Goal of the exercise - Lines containing the word "What" are to be located and copied.

— Start of Input records —

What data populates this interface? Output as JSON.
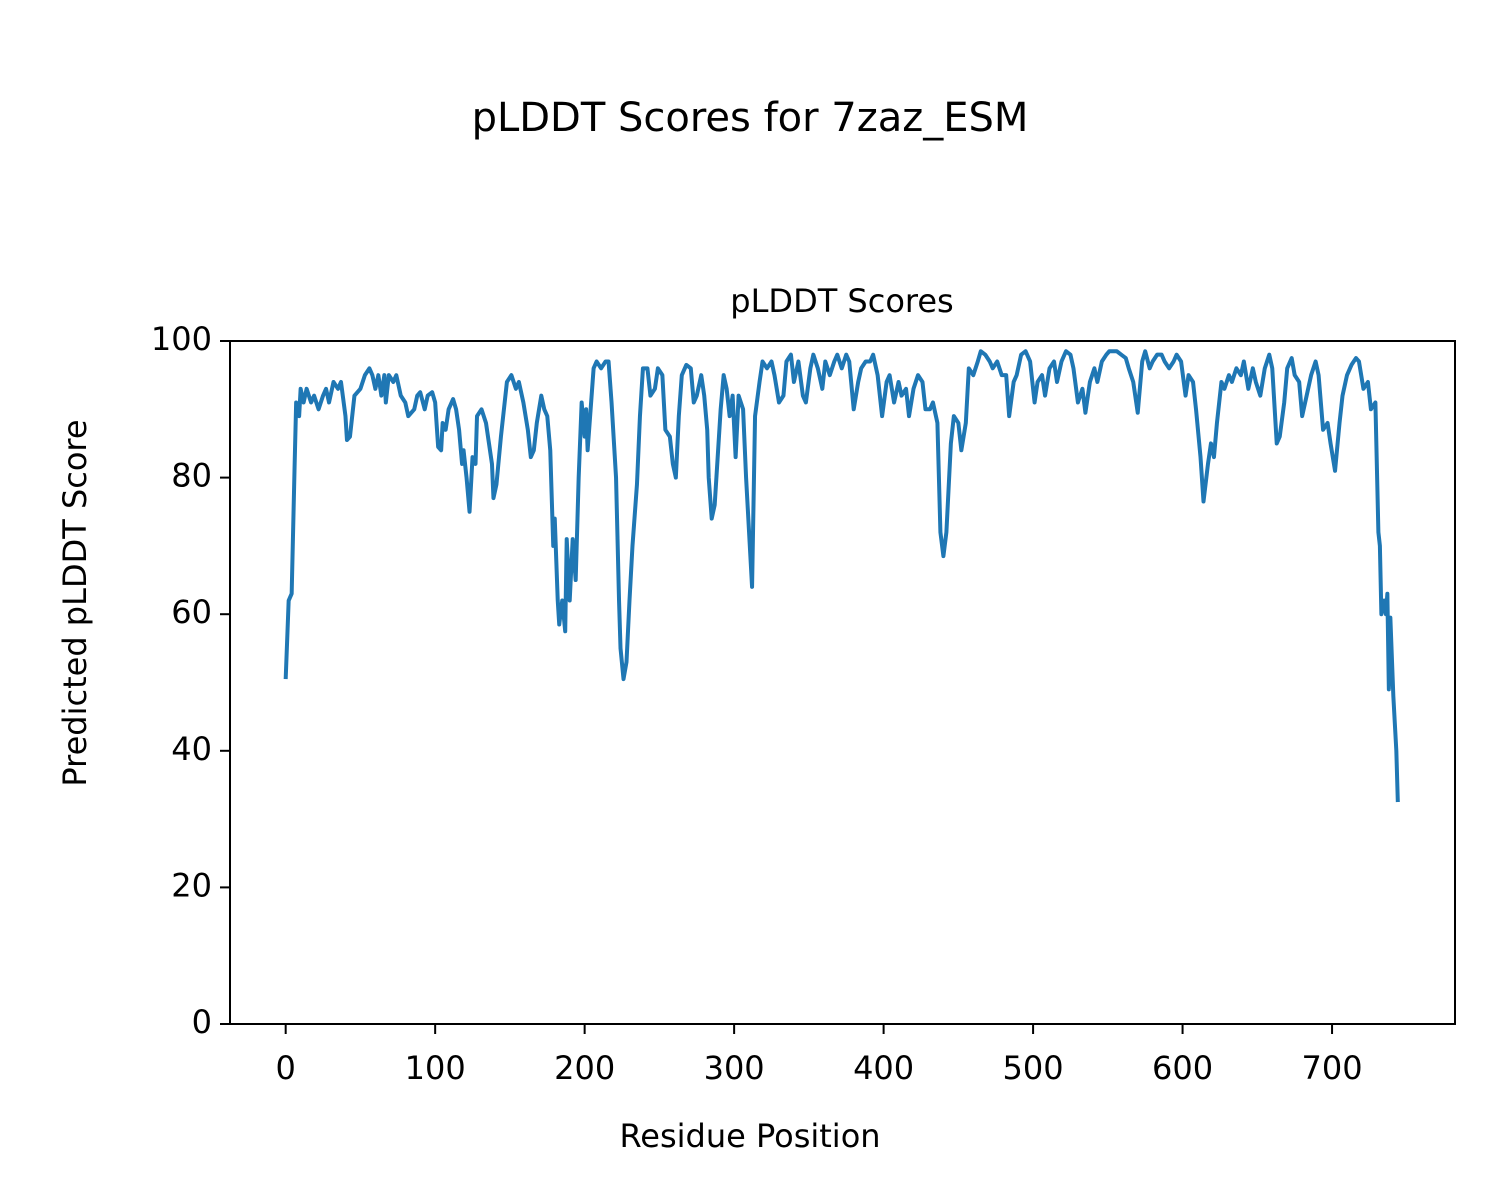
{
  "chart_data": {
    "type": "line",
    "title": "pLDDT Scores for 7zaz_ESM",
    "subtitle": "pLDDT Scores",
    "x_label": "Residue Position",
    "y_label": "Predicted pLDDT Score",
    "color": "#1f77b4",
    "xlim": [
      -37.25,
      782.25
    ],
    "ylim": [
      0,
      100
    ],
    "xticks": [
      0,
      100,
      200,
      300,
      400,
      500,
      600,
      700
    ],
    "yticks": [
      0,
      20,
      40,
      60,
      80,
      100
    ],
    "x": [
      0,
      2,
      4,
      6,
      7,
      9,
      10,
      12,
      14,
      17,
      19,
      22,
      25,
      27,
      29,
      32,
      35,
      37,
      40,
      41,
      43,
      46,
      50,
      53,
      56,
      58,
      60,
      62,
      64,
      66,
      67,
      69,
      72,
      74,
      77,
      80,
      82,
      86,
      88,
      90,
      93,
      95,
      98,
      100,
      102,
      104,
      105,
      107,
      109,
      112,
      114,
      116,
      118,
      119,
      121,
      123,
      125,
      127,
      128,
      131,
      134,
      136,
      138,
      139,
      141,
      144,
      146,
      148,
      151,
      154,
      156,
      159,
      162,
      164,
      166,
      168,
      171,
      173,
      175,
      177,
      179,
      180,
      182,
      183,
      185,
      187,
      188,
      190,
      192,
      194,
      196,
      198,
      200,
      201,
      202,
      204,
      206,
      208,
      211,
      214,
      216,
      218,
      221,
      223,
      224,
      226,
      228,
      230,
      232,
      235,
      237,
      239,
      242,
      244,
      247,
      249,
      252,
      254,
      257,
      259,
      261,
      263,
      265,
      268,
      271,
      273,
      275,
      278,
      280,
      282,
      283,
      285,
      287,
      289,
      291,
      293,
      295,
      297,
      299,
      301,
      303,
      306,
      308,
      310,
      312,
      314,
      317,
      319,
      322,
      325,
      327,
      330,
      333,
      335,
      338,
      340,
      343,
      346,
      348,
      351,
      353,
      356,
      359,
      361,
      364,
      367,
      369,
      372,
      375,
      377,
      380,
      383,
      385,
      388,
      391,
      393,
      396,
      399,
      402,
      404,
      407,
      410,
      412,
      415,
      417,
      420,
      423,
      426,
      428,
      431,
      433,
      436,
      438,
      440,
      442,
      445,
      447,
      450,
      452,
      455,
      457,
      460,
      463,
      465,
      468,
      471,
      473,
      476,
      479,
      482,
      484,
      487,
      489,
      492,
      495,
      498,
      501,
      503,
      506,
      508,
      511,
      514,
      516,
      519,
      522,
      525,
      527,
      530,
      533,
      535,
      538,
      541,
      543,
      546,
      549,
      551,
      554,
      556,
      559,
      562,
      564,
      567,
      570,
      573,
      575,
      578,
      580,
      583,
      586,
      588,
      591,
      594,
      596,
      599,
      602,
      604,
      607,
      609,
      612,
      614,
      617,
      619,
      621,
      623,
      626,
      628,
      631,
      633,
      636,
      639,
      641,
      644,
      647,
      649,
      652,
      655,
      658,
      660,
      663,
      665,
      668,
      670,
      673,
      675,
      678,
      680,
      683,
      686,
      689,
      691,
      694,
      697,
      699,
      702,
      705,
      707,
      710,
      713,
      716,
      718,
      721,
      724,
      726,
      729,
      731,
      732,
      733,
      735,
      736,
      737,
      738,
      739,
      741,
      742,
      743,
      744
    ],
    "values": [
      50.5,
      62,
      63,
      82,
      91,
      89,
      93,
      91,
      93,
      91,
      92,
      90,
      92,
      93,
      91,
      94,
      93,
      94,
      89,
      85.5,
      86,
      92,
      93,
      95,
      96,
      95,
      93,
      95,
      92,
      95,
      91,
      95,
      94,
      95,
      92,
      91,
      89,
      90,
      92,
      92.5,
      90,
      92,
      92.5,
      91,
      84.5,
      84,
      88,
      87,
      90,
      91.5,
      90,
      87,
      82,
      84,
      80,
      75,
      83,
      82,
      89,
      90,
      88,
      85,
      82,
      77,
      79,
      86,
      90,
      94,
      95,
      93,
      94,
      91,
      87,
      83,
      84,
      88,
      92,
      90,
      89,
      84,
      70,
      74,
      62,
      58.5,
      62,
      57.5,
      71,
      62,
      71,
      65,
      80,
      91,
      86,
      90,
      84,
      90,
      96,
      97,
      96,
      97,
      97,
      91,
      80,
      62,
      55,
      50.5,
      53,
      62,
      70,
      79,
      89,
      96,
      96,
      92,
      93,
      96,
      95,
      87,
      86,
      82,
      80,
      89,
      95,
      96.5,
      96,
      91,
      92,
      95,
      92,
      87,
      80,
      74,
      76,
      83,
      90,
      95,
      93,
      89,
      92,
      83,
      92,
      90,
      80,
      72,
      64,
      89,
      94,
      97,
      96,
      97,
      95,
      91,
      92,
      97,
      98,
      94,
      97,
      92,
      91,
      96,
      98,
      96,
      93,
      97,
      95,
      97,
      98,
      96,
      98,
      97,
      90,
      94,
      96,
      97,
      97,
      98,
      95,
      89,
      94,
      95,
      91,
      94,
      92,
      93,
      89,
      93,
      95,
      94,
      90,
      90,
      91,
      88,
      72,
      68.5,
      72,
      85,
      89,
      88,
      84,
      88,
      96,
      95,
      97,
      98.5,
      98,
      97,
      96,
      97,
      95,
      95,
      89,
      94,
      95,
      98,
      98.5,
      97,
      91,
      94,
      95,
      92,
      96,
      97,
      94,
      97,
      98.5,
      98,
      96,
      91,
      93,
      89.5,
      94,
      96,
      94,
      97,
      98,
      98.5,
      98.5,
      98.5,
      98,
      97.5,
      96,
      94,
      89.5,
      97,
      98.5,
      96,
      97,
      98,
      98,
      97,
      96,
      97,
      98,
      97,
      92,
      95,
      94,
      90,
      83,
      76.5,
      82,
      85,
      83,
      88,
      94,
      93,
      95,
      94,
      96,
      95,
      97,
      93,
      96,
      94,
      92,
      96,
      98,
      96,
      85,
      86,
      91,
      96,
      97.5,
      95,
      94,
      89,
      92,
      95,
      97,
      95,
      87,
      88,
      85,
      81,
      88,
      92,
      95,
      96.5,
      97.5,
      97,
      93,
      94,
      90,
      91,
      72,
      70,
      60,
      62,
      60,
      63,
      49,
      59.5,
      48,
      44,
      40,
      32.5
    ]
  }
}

— End of Input records —
— Start of Input records —

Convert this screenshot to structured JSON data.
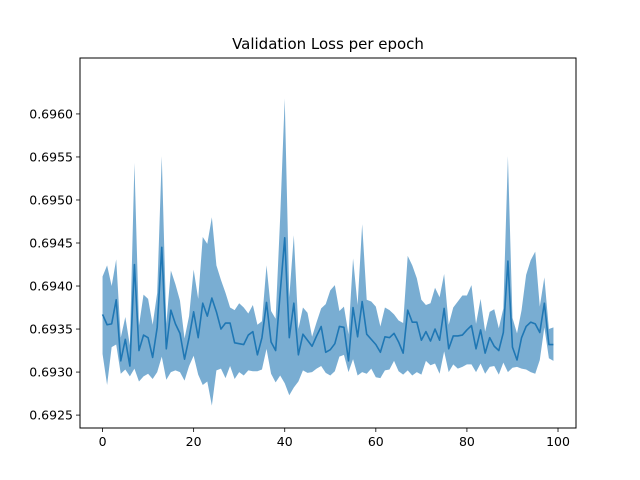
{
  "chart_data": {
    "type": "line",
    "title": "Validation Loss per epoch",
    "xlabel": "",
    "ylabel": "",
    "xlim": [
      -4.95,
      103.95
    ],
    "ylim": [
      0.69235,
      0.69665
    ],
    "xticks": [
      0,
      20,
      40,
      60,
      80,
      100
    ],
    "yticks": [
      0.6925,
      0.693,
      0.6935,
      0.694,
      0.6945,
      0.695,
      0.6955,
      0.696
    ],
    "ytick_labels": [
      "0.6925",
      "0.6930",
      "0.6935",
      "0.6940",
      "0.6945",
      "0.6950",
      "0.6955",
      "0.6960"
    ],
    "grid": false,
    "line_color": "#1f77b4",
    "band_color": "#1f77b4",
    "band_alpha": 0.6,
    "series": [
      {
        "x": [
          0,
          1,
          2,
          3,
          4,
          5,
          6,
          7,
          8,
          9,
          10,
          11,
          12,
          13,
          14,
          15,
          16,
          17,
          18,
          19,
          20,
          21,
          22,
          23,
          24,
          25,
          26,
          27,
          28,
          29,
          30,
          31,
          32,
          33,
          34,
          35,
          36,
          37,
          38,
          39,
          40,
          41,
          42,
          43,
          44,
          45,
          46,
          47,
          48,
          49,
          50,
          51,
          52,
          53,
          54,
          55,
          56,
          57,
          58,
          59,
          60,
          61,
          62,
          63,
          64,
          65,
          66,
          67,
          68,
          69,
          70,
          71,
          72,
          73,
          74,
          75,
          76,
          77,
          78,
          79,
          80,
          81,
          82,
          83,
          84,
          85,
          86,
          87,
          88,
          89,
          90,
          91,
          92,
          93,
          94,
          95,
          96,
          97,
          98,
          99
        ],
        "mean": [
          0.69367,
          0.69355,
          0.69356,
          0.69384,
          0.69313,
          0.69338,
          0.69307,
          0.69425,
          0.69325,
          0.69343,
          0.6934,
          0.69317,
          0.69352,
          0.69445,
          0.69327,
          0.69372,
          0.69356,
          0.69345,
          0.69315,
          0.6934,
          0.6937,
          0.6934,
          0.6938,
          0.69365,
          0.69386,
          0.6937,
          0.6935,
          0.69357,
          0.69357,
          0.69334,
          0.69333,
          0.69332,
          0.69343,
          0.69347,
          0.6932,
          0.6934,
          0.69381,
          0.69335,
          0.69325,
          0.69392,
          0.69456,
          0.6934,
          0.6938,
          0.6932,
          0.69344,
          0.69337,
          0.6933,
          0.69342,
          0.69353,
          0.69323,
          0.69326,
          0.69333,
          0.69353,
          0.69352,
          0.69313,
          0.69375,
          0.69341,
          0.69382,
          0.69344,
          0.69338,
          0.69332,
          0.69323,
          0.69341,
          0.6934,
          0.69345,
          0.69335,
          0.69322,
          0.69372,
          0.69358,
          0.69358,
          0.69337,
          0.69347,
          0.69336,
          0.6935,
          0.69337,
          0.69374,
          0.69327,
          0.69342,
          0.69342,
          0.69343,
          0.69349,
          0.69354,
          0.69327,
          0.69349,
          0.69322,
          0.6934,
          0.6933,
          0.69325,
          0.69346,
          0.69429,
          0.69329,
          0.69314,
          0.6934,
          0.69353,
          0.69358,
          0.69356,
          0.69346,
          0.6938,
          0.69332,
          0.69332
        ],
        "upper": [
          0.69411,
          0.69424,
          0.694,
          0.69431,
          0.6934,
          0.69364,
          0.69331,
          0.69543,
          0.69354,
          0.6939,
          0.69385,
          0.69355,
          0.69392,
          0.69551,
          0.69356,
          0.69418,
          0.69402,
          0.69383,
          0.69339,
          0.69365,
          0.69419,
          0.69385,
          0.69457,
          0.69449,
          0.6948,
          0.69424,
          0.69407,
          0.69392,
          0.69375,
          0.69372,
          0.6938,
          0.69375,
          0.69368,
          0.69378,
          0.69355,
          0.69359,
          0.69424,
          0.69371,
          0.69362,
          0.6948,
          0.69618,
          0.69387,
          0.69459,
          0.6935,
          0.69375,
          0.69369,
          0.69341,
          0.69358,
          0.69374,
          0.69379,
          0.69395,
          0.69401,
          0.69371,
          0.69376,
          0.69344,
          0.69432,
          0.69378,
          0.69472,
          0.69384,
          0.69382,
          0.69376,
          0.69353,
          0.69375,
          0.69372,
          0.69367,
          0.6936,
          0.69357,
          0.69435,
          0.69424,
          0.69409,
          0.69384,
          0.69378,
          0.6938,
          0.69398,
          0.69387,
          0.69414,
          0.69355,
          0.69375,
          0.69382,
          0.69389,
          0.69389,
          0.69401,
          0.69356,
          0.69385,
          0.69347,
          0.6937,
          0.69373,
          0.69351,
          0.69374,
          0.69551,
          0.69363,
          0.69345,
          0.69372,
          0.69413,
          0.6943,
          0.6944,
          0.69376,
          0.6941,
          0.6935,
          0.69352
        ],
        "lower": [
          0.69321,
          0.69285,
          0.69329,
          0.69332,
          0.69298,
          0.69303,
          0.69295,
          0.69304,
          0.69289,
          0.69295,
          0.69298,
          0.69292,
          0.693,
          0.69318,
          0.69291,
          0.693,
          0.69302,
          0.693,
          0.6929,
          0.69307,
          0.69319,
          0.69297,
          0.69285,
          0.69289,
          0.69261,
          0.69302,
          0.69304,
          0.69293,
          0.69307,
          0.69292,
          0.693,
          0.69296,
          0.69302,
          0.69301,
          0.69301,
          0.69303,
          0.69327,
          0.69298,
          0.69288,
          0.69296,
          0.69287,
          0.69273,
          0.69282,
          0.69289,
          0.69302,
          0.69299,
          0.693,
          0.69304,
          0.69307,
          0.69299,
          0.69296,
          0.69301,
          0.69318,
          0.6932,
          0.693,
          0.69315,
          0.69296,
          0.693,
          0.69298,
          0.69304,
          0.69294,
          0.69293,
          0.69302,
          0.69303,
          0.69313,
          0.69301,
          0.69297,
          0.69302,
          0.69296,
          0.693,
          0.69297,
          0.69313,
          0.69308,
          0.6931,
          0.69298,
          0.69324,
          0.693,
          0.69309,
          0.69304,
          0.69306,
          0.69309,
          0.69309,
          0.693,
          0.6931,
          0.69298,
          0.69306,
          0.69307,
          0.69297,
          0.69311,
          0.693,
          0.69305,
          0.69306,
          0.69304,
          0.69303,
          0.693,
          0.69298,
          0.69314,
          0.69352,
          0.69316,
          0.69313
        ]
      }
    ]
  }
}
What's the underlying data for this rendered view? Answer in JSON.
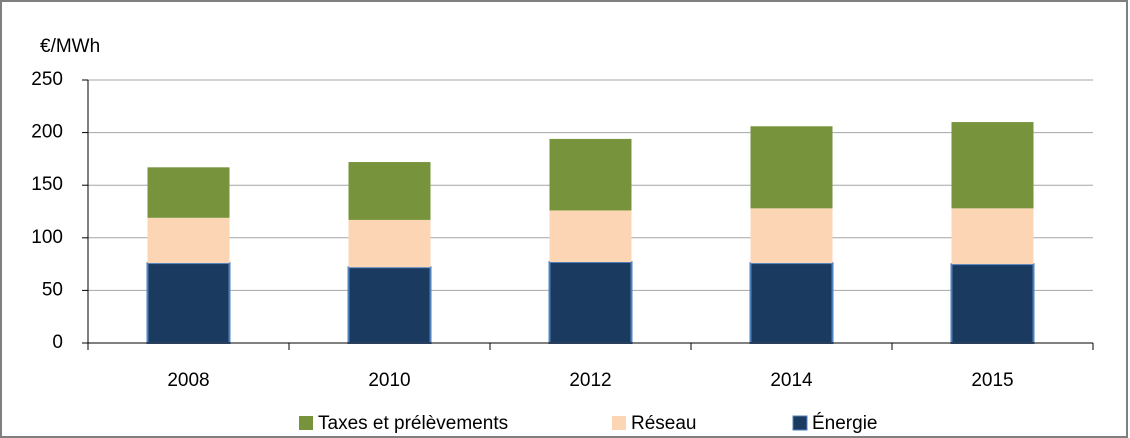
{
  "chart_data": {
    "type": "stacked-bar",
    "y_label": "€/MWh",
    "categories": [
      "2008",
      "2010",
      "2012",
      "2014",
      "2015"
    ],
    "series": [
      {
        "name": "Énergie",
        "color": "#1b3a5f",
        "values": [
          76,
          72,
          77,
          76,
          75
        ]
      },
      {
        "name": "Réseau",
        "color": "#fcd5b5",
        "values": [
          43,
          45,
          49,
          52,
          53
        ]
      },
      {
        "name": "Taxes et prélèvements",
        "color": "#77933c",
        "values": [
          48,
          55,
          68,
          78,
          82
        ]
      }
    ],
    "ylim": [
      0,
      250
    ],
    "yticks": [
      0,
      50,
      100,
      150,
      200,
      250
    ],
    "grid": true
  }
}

— End of Input records —

Exercise output -
What data populates this interface? Output as JSON.
What's the underlying data for this rendered view? Answer in JSON.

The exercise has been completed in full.